Aim:
From the listing, collect all lines containing the word "Optical".

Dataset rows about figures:
***

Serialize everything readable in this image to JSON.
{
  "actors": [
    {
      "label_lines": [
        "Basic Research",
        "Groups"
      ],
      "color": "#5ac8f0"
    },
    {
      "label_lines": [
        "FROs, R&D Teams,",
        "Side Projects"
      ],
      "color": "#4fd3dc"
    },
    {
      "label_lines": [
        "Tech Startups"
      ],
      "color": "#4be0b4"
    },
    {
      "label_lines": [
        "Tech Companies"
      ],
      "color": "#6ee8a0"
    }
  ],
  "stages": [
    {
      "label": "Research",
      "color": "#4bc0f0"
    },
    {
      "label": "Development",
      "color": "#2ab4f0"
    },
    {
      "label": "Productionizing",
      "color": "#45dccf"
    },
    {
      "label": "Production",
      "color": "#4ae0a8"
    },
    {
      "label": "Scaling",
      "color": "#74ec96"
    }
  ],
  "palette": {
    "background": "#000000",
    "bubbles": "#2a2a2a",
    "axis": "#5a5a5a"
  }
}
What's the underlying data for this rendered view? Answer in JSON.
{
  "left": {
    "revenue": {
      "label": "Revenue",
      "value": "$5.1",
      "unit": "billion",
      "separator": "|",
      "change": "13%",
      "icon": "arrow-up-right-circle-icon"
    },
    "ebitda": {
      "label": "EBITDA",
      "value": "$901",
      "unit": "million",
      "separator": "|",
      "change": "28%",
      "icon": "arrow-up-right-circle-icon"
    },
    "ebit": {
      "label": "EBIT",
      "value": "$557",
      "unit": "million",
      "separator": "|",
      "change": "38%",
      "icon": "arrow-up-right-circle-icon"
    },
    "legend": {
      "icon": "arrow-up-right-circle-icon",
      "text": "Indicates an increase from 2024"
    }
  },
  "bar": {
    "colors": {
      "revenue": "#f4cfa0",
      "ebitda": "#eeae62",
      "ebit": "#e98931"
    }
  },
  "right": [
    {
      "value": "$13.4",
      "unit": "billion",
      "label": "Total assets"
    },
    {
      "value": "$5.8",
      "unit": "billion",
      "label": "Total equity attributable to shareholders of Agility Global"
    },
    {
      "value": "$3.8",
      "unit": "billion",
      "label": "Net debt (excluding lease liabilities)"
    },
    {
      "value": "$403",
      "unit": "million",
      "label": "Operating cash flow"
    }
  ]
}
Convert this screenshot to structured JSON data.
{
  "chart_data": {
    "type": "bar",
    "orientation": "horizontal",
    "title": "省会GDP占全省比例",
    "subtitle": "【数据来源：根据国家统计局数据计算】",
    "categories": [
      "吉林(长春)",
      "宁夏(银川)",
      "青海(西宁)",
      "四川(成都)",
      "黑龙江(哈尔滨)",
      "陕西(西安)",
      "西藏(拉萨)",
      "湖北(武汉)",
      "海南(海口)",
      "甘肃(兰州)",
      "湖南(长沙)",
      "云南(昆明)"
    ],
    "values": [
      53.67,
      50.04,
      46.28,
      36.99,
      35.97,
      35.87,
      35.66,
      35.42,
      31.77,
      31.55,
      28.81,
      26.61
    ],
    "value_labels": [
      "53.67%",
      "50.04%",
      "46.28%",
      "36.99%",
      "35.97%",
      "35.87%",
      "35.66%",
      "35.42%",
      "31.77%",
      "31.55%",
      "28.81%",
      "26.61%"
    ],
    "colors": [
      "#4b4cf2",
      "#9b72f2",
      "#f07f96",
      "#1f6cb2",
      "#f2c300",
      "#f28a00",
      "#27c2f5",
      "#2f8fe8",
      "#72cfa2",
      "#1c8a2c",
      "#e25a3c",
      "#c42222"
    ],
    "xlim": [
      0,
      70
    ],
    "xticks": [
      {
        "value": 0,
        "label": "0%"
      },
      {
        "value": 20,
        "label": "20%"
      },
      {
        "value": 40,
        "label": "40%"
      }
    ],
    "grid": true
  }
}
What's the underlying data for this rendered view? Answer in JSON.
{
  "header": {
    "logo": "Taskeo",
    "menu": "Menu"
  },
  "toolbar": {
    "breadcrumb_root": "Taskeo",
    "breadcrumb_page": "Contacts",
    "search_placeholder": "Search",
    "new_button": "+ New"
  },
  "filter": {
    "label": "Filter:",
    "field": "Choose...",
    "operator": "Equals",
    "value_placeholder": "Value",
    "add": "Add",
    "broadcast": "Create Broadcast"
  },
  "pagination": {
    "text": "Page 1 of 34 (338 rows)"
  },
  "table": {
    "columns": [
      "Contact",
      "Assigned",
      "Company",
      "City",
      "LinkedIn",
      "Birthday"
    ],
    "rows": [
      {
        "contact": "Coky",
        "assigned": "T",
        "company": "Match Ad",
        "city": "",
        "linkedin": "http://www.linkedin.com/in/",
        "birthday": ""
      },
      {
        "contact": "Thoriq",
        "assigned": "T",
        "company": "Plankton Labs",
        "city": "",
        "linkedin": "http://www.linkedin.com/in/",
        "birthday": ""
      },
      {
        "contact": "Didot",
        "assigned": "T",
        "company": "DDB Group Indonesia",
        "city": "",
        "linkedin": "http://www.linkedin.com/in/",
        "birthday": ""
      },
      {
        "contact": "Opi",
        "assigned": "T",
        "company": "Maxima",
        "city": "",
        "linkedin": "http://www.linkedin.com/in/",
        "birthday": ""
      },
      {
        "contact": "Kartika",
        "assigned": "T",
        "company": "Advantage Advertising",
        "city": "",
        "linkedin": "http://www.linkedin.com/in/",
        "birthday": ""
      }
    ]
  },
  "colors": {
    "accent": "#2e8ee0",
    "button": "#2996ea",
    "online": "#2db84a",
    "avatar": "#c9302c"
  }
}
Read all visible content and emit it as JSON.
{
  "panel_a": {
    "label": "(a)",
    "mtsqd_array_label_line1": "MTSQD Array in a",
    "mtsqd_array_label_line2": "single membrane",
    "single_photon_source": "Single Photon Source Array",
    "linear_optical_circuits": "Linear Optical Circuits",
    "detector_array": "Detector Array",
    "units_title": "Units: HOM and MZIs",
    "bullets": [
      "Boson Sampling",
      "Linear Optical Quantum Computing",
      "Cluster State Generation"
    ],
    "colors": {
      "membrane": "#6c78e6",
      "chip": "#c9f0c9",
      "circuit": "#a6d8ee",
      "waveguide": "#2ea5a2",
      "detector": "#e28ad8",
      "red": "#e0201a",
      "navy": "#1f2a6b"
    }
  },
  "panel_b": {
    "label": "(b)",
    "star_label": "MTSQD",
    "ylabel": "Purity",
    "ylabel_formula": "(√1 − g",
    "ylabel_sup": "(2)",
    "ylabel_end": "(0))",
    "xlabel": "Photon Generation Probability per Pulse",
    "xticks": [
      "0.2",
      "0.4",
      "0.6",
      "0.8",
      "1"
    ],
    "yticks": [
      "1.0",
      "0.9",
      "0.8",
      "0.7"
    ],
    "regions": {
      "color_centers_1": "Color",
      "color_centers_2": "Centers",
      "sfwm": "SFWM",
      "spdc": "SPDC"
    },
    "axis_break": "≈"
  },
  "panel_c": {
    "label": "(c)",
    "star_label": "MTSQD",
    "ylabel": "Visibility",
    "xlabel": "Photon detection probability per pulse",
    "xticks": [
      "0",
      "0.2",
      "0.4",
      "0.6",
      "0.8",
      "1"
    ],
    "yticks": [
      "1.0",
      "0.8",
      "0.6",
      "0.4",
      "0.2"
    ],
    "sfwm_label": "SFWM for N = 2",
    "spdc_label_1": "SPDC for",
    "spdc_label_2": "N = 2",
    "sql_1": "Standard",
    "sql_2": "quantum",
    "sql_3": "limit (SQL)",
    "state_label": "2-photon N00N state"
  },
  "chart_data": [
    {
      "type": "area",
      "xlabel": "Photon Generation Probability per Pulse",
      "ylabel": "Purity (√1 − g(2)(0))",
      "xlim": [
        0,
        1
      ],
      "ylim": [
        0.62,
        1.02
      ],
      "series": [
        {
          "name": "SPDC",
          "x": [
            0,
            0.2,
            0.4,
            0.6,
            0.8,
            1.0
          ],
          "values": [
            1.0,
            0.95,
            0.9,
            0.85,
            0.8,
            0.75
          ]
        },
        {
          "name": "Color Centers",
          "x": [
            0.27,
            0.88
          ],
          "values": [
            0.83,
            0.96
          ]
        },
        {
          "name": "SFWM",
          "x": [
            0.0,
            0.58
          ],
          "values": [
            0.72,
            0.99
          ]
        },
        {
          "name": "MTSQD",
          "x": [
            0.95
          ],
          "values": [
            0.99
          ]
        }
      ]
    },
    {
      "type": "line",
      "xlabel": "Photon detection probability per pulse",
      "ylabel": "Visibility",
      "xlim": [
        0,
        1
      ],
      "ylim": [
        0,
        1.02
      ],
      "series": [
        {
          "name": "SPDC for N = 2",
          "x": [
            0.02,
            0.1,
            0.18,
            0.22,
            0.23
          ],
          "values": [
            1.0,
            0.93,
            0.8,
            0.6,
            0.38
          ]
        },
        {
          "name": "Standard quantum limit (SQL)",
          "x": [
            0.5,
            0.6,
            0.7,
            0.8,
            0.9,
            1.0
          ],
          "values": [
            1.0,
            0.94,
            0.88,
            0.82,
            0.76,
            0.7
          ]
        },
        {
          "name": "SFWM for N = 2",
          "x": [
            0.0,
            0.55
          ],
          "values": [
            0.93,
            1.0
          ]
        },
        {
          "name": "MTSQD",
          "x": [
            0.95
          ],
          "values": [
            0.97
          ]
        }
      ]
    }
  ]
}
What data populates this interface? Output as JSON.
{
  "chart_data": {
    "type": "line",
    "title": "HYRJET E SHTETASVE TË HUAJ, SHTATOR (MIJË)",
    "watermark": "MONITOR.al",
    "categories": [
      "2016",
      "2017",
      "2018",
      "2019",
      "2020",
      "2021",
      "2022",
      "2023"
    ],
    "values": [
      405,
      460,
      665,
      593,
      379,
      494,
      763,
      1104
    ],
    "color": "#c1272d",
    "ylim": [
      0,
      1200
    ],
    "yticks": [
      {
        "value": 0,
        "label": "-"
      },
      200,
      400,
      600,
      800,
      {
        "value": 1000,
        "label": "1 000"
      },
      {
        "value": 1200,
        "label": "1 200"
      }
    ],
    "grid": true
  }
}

***

Problem solution:
    "linear_optical_circuits": "Linear Optical Circuits",
      "Linear Optical Quantum Computing",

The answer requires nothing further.